TASK INSTRUCTIONS
Reproduce the line that contains "Extract the structured" and every line after it through the end of the records, exactly, with nothing added.

═══ DATA SUPPLIED

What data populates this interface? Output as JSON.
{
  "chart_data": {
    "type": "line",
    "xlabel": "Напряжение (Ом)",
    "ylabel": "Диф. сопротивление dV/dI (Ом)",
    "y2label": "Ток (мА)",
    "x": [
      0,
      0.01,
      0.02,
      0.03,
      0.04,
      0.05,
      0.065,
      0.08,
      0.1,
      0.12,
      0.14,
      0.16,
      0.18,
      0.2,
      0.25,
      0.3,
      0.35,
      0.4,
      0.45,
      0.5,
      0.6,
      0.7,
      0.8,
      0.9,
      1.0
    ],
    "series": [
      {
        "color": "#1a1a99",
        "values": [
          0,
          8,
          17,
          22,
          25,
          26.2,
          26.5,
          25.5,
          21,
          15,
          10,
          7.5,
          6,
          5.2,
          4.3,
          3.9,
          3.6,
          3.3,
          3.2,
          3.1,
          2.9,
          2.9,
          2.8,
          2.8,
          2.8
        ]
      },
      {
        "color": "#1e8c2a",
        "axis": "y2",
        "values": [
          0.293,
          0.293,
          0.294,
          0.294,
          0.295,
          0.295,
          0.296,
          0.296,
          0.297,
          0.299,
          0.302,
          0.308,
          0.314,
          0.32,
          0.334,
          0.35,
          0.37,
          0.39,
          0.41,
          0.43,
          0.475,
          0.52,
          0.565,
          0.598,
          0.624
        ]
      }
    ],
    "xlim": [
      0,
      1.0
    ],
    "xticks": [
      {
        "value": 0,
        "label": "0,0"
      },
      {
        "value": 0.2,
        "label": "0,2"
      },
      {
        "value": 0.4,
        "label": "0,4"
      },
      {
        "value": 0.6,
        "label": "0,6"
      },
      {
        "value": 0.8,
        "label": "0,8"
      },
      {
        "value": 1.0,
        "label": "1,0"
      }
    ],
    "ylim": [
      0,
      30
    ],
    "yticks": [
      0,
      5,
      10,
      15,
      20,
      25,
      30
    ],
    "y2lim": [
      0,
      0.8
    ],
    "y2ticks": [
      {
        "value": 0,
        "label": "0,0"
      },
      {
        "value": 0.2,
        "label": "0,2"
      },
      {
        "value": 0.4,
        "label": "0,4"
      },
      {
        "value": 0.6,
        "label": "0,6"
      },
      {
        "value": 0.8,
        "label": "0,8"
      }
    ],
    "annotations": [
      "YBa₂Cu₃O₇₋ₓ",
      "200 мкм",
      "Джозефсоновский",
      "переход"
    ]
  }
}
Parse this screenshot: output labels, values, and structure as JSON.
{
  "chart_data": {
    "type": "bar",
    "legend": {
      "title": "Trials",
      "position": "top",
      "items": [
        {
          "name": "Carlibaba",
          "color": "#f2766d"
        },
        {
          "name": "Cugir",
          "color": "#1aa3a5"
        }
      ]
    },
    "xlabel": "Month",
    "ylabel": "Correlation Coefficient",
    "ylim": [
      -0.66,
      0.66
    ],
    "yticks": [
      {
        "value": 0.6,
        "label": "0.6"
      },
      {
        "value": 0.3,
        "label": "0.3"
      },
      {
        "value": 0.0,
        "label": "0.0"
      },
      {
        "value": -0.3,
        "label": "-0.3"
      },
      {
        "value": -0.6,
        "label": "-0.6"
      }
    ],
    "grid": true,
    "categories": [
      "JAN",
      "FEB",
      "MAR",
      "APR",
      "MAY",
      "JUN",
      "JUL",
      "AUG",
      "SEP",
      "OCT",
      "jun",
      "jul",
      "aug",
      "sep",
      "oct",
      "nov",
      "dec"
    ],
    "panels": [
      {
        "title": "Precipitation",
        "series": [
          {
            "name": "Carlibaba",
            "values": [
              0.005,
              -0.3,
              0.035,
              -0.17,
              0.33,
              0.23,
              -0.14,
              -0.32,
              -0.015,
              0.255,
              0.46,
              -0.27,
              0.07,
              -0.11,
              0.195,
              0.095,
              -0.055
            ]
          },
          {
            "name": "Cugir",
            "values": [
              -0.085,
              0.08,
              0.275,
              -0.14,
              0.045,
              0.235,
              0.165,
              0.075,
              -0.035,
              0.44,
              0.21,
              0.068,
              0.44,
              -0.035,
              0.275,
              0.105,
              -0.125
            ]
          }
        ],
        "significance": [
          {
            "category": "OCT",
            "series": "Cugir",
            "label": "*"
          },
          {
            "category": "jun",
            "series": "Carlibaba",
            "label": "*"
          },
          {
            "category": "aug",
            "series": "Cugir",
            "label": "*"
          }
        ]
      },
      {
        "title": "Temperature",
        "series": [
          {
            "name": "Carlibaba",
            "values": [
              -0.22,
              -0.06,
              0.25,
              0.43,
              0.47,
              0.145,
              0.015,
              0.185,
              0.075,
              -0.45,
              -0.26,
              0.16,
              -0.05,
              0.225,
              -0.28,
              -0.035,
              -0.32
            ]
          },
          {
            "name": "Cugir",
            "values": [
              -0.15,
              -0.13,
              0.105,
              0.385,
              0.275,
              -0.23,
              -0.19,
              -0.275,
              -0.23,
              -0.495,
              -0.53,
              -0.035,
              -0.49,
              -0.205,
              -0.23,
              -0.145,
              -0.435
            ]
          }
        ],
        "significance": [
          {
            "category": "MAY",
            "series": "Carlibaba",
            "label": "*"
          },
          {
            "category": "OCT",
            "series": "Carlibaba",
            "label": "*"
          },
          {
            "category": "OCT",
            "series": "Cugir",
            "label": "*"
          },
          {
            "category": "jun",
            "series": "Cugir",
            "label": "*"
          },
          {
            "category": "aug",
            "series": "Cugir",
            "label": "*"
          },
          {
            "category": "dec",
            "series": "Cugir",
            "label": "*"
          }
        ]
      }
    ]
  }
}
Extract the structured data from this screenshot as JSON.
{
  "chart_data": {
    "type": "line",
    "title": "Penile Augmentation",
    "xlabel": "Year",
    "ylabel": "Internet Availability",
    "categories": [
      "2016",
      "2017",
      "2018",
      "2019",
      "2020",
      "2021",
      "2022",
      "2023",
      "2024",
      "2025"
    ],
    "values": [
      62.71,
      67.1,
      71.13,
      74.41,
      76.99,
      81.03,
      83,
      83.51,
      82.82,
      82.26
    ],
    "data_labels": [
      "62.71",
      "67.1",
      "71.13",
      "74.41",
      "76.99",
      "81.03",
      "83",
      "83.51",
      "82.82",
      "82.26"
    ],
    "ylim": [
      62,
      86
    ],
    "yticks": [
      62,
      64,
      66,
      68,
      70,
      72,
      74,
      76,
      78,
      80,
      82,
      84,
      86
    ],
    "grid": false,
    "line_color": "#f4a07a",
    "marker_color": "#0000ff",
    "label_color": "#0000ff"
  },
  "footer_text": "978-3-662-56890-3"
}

══════

FULL OUTPUT
Extract the structured data from this screenshot as JSON.
{
  "chart_data": {
    "type": "line",
    "title": "Penile Augmentation",
    "xlabel": "Year",
    "ylabel": "Internet Availability",
    "categories": [
      "2016",
      "2017",
      "2018",
      "2019",
      "2020",
      "2021",
      "2022",
      "2023",
      "2024",
      "2025"
    ],
    "values": [
      62.71,
      67.1,
      71.13,
      74.41,
      76.99,
      81.03,
      83,
      83.51,
      82.82,
      82.26
    ],
    "data_labels": [
      "62.71",
      "67.1",
      "71.13",
      "74.41",
      "76.99",
      "81.03",
      "83",
      "83.51",
      "82.82",
      "82.26"
    ],
    "ylim": [
      62,
      86
    ],
    "yticks": [
      62,
      64,
      66,
      68,
      70,
      72,
      74,
      76,
      78,
      80,
      82,
      84,
      86
    ],
    "grid": false,
    "line_color": "#f4a07a",
    "marker_color": "#0000ff",
    "label_color": "#0000ff"
  },
  "footer_text": "978-3-662-56890-3"
}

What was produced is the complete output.